(Extracts from a graphics dataset)

--

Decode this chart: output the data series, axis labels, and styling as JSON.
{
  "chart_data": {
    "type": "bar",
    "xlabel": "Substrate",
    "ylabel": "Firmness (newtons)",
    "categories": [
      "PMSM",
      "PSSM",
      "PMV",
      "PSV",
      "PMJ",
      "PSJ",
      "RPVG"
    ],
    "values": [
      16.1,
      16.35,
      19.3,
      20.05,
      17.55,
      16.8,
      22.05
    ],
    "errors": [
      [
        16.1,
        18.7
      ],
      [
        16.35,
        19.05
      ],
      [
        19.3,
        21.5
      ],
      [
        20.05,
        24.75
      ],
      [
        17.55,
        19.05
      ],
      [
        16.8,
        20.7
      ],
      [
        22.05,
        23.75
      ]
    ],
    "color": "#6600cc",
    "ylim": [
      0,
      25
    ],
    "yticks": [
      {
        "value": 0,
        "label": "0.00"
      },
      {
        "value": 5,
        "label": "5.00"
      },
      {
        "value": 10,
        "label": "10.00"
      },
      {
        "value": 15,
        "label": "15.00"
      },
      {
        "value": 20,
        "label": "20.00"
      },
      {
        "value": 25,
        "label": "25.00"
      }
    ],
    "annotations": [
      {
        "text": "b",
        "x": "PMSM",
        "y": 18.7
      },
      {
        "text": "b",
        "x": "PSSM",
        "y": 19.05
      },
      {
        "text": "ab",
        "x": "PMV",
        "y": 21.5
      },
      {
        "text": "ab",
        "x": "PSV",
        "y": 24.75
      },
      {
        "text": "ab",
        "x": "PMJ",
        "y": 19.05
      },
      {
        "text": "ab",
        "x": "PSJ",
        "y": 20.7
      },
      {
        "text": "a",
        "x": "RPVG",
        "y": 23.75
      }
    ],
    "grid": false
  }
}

--

Set down all of the data above, word for word.

The solution:
Decode this chart: output the data series, axis labels, and styling as JSON.
{
  "chart_data": {
    "type": "bar",
    "xlabel": "Substrate",
    "ylabel": "Firmness (newtons)",
    "categories": [
      "PMSM",
      "PSSM",
      "PMV",
      "PSV",
      "PMJ",
      "PSJ",
      "RPVG"
    ],
    "values": [
      16.1,
      16.35,
      19.3,
      20.05,
      17.55,
      16.8,
      22.05
    ],
    "errors": [
      [
        16.1,
        18.7
      ],
      [
        16.35,
        19.05
      ],
      [
        19.3,
        21.5
      ],
      [
        20.05,
        24.75
      ],
      [
        17.55,
        19.05
      ],
      [
        16.8,
        20.7
      ],
      [
        22.05,
        23.75
      ]
    ],
    "color": "#6600cc",
    "ylim": [
      0,
      25
    ],
    "yticks": [
      {
        "value": 0,
        "label": "0.00"
      },
      {
        "value": 5,
        "label": "5.00"
      },
      {
        "value": 10,
        "label": "10.00"
      },
      {
        "value": 15,
        "label": "15.00"
      },
      {
        "value": 20,
        "label": "20.00"
      },
      {
        "value": 25,
        "label": "25.00"
      }
    ],
    "annotations": [
      {
        "text": "b",
        "x": "PMSM",
        "y": 18.7
      },
      {
        "text": "b",
        "x": "PSSM",
        "y": 19.05
      },
      {
        "text": "ab",
        "x": "PMV",
        "y": 21.5
      },
      {
        "text": "ab",
        "x": "PSV",
        "y": 24.75
      },
      {
        "text": "ab",
        "x": "PMJ",
        "y": 19.05
      },
      {
        "text": "ab",
        "x": "PSJ",
        "y": 20.7
      },
      {
        "text": "a",
        "x": "RPVG",
        "y": 23.75
      }
    ],
    "grid": false
  }
}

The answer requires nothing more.